◆ WHAT IS NEEDED
Reproduce the rows below word for word, starting at the line with "Identify all the" and ending with the line with "fib-ratio-label: 23.6 <box>970", both included. Leave the pictures out.

◆ SUPPLIED RECORDS
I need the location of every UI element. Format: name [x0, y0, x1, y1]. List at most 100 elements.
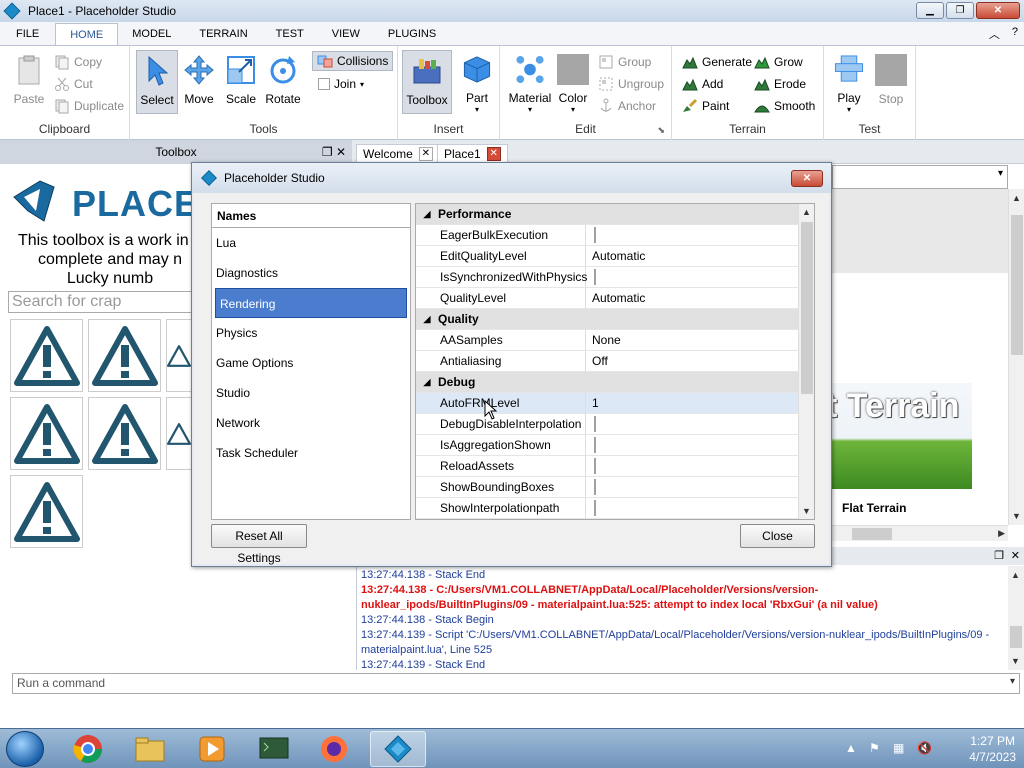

---

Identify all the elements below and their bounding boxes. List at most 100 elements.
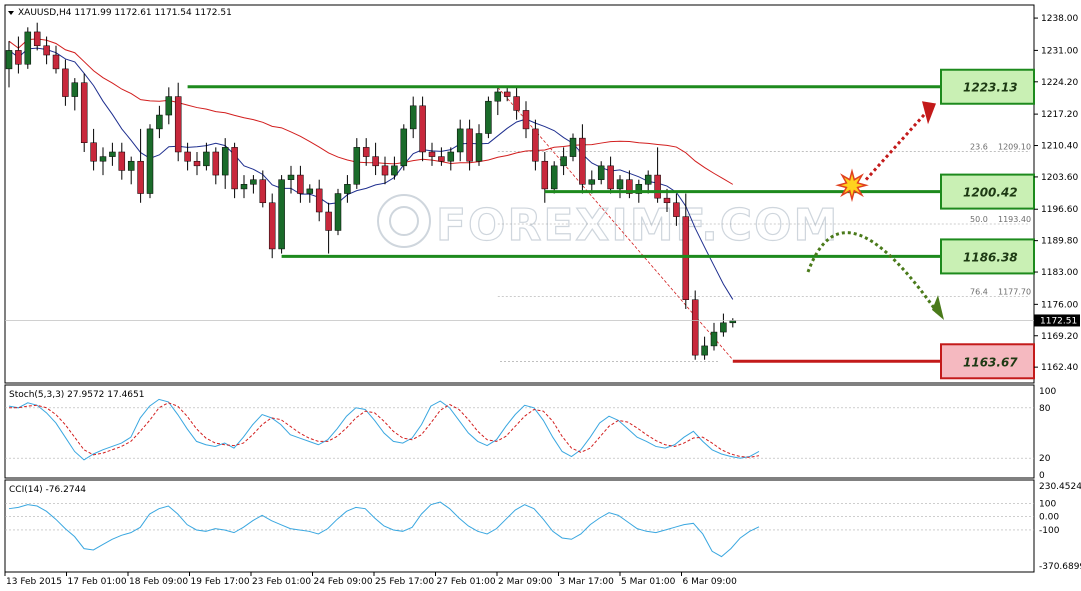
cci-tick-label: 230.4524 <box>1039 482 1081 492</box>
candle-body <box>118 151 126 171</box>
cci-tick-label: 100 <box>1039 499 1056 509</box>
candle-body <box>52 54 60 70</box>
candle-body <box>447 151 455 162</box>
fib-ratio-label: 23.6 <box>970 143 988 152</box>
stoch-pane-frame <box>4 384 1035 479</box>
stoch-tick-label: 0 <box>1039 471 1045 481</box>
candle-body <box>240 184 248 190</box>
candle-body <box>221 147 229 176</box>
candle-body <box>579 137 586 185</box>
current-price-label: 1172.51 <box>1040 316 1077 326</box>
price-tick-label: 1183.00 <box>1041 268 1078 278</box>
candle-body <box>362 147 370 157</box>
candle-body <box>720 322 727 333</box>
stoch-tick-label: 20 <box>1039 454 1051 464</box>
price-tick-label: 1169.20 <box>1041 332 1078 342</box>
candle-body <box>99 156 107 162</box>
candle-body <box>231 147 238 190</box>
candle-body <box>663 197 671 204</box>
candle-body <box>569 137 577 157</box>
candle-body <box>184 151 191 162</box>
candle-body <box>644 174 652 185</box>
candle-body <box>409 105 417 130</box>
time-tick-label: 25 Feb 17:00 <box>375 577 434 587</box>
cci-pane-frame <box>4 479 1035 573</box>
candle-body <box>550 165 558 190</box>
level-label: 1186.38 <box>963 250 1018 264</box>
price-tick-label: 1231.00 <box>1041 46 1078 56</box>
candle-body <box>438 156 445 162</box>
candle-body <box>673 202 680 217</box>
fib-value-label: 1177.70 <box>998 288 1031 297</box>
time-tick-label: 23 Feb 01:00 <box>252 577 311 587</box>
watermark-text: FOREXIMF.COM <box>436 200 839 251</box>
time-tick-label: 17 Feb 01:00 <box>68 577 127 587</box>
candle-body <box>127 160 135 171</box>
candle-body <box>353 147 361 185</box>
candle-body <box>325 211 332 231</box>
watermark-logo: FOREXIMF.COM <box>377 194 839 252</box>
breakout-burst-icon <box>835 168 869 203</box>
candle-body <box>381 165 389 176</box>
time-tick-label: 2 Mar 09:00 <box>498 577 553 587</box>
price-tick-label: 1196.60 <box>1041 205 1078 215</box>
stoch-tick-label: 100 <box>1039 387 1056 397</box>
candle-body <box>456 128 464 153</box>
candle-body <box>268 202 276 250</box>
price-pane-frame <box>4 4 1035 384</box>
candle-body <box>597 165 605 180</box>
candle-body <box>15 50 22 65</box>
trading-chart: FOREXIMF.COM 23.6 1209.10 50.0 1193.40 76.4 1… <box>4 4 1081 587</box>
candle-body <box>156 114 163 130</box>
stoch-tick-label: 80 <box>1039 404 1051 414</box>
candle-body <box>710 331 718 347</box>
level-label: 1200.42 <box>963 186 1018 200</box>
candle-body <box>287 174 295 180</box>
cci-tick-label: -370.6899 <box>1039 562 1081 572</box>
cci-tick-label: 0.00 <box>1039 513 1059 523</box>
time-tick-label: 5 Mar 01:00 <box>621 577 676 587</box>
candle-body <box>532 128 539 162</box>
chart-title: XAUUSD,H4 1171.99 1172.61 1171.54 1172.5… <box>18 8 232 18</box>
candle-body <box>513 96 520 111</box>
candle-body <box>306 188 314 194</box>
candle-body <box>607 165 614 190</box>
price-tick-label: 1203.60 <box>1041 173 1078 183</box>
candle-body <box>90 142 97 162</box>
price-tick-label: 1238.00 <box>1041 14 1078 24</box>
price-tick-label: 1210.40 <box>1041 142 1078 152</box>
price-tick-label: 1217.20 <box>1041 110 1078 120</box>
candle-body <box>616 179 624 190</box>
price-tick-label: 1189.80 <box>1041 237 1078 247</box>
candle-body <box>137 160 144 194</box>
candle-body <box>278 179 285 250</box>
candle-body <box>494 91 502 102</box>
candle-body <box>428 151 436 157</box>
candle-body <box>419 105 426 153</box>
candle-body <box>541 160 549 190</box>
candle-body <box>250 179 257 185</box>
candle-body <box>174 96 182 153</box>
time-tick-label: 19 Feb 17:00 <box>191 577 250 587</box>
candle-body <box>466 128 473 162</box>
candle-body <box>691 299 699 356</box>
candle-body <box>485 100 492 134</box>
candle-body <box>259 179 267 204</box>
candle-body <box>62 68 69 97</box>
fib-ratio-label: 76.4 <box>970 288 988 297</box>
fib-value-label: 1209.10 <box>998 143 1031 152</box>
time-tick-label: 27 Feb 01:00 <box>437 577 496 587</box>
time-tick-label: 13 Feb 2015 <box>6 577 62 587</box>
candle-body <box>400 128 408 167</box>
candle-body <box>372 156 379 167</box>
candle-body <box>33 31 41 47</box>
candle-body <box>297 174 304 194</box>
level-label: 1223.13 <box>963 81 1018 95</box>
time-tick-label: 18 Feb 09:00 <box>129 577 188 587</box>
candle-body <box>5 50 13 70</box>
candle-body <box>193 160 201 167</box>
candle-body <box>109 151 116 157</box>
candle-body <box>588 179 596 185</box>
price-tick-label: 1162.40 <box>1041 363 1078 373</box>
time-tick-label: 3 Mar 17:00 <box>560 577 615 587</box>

◆ RIGHT ANSWER
Identify all the elements below and their bounding boxes. List at most 100 elements.
cci-tick-label: 230.4524 <box>1039 482 1081 492</box>
candle-body <box>118 151 126 171</box>
cci-tick-label: 100 <box>1039 499 1056 509</box>
candle-body <box>52 54 60 70</box>
candle-body <box>447 151 455 162</box>
fib-ratio-label: 23.6 <box>970 143 988 152</box>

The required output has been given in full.